• _PROVIDED RECORDS_:
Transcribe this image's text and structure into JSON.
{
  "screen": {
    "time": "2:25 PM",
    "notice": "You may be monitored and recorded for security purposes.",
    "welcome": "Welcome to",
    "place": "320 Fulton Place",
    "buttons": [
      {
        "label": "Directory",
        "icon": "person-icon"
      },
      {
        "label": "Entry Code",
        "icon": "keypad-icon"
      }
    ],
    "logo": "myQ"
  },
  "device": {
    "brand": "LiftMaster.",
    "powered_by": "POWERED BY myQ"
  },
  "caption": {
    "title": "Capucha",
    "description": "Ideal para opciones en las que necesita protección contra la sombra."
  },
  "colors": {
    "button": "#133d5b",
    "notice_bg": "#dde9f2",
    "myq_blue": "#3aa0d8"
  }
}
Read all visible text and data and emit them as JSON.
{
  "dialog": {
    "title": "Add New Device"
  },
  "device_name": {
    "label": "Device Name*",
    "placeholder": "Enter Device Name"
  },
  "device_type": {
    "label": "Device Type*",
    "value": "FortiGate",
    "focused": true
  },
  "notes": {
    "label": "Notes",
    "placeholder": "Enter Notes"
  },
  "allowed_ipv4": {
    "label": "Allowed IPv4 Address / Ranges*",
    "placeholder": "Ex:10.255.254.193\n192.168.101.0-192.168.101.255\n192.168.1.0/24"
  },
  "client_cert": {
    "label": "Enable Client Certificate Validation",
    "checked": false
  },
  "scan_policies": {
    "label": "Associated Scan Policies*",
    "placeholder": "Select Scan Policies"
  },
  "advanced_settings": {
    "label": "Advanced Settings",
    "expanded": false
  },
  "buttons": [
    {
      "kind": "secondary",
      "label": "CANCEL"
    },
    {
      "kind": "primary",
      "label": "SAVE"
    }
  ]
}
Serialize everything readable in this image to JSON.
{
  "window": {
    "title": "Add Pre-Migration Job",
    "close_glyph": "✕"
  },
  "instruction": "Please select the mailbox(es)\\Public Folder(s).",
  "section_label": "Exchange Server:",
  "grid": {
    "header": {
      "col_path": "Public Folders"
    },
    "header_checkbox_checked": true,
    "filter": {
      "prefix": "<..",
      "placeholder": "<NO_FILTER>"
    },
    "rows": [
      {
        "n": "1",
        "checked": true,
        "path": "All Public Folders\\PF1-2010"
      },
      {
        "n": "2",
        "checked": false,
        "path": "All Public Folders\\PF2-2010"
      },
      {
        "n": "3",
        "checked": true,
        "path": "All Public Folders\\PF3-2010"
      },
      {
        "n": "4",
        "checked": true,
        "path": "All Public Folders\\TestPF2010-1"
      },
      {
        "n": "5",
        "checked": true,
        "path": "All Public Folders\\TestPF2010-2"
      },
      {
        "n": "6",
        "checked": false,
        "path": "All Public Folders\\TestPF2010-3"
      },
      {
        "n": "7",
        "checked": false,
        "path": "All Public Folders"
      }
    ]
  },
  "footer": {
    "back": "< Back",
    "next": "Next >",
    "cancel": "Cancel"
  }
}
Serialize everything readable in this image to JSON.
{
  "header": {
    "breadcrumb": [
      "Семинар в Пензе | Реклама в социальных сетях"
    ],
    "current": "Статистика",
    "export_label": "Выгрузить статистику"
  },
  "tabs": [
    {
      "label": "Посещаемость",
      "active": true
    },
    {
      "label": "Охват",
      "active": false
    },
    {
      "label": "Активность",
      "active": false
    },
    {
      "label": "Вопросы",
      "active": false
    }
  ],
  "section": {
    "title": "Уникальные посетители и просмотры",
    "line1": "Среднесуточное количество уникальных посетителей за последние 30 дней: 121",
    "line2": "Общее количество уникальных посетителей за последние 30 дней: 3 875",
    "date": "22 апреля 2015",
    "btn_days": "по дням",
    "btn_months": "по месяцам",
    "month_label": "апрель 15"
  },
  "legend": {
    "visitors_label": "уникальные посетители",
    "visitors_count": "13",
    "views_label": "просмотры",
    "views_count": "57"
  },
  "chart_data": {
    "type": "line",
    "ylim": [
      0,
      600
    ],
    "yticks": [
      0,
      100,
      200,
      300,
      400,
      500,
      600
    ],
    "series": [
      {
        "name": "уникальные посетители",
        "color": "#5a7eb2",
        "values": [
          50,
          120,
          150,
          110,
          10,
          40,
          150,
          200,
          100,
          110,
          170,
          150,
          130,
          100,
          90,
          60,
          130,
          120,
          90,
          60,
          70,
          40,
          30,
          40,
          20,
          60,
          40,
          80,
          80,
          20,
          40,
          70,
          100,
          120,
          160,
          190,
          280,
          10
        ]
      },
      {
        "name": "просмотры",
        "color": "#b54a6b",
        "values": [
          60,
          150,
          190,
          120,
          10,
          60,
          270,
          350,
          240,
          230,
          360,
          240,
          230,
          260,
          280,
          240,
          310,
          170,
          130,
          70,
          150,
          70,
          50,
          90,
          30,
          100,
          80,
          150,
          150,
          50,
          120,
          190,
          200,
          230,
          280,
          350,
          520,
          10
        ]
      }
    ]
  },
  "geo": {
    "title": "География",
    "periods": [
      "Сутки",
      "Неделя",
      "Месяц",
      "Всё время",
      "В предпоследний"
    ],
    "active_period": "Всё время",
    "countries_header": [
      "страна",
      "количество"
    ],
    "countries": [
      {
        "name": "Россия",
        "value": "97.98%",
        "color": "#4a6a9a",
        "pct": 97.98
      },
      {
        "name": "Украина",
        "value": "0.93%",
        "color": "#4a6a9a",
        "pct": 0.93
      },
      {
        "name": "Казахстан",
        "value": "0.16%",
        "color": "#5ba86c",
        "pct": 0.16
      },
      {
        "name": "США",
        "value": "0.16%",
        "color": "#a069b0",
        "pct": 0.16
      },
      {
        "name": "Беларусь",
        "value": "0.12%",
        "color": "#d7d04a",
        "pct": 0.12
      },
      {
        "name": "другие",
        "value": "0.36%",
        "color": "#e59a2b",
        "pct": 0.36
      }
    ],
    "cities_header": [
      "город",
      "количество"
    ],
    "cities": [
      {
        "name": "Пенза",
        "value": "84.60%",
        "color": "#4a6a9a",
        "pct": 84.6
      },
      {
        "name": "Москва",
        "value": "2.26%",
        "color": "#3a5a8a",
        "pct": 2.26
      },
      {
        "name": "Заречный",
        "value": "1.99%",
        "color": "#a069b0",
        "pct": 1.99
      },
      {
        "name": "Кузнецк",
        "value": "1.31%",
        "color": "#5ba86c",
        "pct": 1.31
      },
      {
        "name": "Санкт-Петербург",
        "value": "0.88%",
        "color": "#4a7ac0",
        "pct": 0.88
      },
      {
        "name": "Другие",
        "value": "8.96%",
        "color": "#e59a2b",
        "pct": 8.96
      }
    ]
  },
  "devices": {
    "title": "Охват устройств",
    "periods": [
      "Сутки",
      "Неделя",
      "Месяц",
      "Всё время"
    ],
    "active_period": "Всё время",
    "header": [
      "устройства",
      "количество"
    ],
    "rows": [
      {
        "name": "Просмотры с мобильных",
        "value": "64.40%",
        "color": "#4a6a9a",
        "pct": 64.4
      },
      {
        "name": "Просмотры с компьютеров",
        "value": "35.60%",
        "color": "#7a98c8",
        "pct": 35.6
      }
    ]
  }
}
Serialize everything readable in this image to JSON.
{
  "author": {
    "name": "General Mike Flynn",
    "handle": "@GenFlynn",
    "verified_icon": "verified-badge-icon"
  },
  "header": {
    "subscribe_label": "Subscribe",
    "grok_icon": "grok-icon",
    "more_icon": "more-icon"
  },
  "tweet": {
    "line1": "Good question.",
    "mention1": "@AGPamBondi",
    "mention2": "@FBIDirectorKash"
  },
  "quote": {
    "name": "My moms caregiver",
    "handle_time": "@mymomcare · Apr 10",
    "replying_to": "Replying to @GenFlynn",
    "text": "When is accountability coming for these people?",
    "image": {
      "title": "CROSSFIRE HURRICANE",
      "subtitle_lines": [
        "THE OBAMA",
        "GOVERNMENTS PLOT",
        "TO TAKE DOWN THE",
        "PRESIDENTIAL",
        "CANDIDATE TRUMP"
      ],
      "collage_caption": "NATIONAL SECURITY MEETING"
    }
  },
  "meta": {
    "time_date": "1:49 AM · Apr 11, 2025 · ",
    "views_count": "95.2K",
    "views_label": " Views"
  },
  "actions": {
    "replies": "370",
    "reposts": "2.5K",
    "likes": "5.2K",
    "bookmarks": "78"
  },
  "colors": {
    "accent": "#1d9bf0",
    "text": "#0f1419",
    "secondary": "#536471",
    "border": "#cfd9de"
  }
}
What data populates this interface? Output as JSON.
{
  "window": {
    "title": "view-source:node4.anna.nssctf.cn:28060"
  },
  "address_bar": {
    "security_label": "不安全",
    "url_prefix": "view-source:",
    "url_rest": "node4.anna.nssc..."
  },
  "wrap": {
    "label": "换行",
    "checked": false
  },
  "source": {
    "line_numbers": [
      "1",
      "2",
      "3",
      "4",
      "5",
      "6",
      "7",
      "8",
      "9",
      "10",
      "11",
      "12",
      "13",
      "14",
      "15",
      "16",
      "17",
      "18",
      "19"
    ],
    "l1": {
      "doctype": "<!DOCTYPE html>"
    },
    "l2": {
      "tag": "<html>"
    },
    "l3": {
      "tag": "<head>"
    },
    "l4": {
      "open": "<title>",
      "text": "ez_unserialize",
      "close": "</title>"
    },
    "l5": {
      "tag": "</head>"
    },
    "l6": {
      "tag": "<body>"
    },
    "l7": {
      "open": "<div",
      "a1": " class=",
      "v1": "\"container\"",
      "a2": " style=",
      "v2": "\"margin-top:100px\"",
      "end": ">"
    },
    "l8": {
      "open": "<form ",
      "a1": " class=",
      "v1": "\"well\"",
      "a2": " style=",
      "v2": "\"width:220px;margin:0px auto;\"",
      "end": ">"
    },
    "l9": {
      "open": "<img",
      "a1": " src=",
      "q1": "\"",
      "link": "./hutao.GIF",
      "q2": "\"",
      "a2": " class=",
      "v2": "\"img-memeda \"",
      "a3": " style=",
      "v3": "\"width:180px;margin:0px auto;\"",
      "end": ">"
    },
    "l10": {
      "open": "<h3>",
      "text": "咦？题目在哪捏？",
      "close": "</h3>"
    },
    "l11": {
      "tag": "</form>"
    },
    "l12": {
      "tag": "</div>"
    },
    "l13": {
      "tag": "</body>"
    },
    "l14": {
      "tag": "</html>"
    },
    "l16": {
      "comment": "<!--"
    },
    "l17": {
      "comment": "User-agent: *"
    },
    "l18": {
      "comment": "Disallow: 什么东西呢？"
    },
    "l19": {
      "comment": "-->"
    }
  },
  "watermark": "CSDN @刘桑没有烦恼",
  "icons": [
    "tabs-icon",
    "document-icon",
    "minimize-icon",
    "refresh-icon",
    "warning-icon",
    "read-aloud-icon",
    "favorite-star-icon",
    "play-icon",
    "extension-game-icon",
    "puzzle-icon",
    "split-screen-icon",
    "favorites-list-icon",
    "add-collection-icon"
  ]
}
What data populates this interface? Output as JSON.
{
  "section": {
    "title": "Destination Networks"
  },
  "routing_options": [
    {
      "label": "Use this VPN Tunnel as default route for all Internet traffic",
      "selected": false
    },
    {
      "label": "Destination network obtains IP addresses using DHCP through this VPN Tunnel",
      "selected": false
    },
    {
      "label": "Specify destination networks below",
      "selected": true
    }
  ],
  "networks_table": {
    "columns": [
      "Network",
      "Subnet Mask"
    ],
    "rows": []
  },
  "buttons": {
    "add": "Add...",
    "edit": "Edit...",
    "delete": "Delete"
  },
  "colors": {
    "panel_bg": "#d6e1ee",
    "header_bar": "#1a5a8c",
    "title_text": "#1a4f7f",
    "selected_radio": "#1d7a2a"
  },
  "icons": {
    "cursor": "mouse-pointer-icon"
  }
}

• _TASK STATEMENT_:
Look above for every line with the word "margin" and copy it.

• _OUTPUT_:
      "v2": "\"margin-top:100px\"",
      "v2": "\"width:220px;margin:0px auto;\"",
      "v3": "\"width:180px;margin:0px auto;\"",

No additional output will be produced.